## Provided records
------------------------------------------------------------------------

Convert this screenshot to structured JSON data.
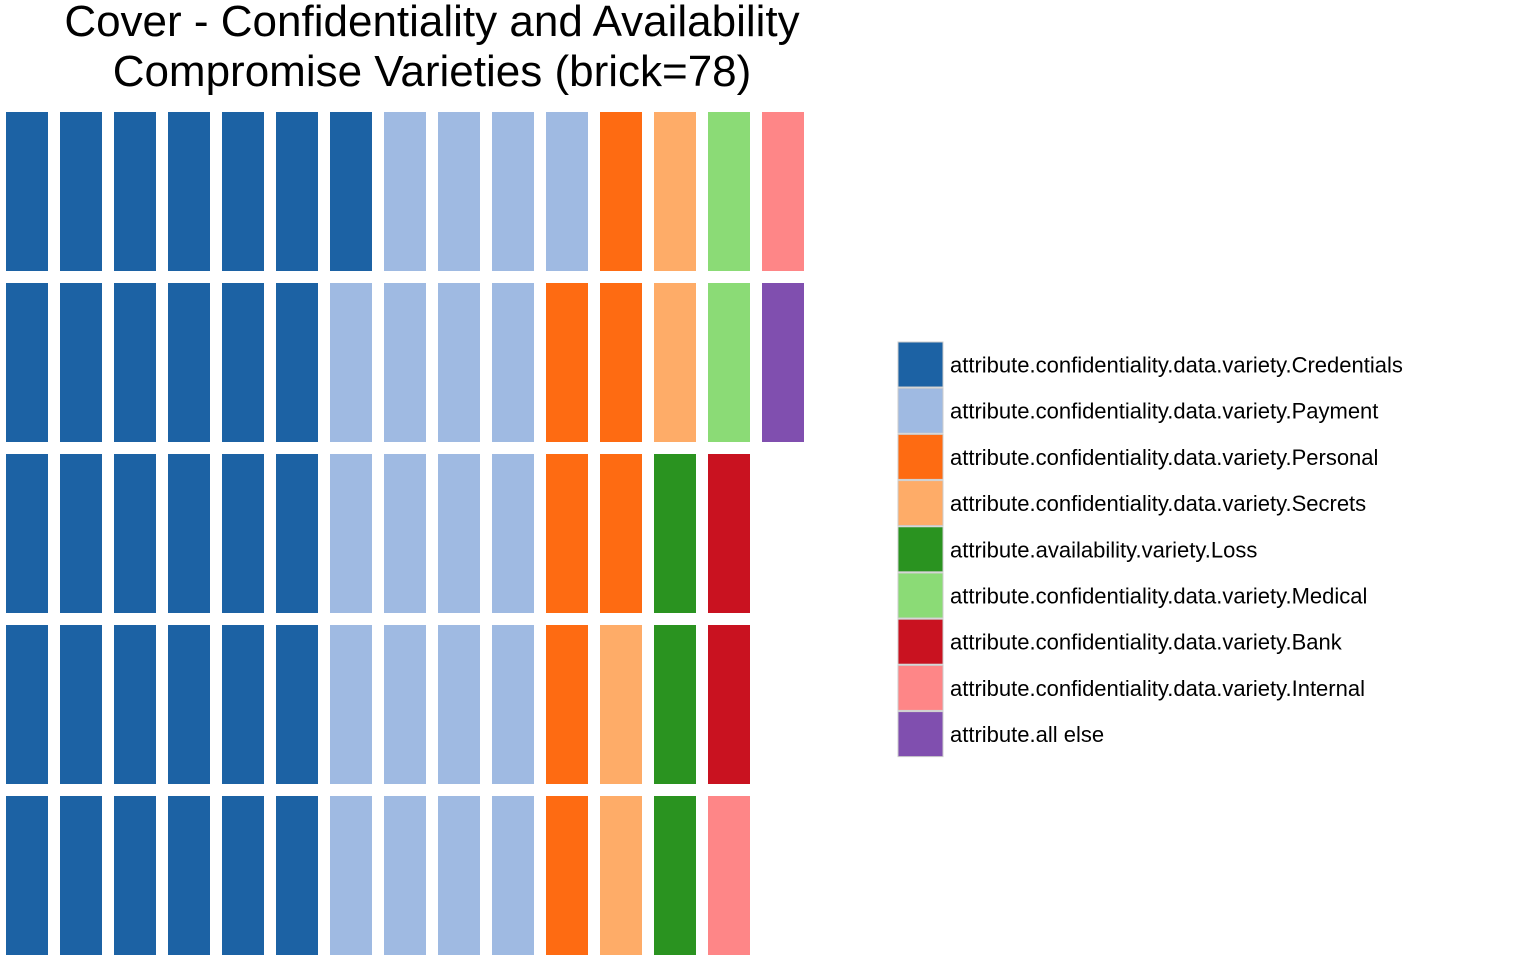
{
  "chart_data": {
    "type": "waffle",
    "title_lines": [
      "Cover - Confidentiality and Availability",
      "Compromise Varieties (brick=78)"
    ],
    "rows": 5,
    "columns": 15,
    "order": "column-major, top-to-bottom",
    "legend_position": "right",
    "categories": [
      {
        "name": "attribute.confidentiality.data.variety.Credentials",
        "bricks": 31,
        "color": "#1c62a4"
      },
      {
        "name": "attribute.confidentiality.data.variety.Payment",
        "bricks": 20,
        "color": "#9fbae2"
      },
      {
        "name": "attribute.confidentiality.data.variety.Personal",
        "bricks": 7,
        "color": "#fe6b12"
      },
      {
        "name": "attribute.confidentiality.data.variety.Secrets",
        "bricks": 4,
        "color": "#feac68"
      },
      {
        "name": "attribute.availability.variety.Loss",
        "bricks": 3,
        "color": "#2a9320"
      },
      {
        "name": "attribute.confidentiality.data.variety.Medical",
        "bricks": 2,
        "color": "#8bdb76"
      },
      {
        "name": "attribute.confidentiality.data.variety.Bank",
        "bricks": 2,
        "color": "#c91220"
      },
      {
        "name": "attribute.confidentiality.data.variety.Internal",
        "bricks": 2,
        "color": "#fe8687"
      },
      {
        "name": "attribute.all else",
        "bricks": 1,
        "color": "#804faf"
      }
    ]
  }
}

------------------------------------------------------------------------

## Task statement
Scan the material and collect every line that contains "variety".

## Right answer
        "name": "attribute.confidentiality.data.variety.Credentials",
        "name": "attribute.confidentiality.data.variety.Payment",
        "name": "attribute.confidentiality.data.variety.Personal",
        "name": "attribute.confidentiality.data.variety.Secrets",
        "name": "attribute.availability.variety.Loss",
        "name": "attribute.confidentiality.data.variety.Medical",
        "name": "attribute.confidentiality.data.variety.Bank",
        "name": "attribute.confidentiality.data.variety.Internal",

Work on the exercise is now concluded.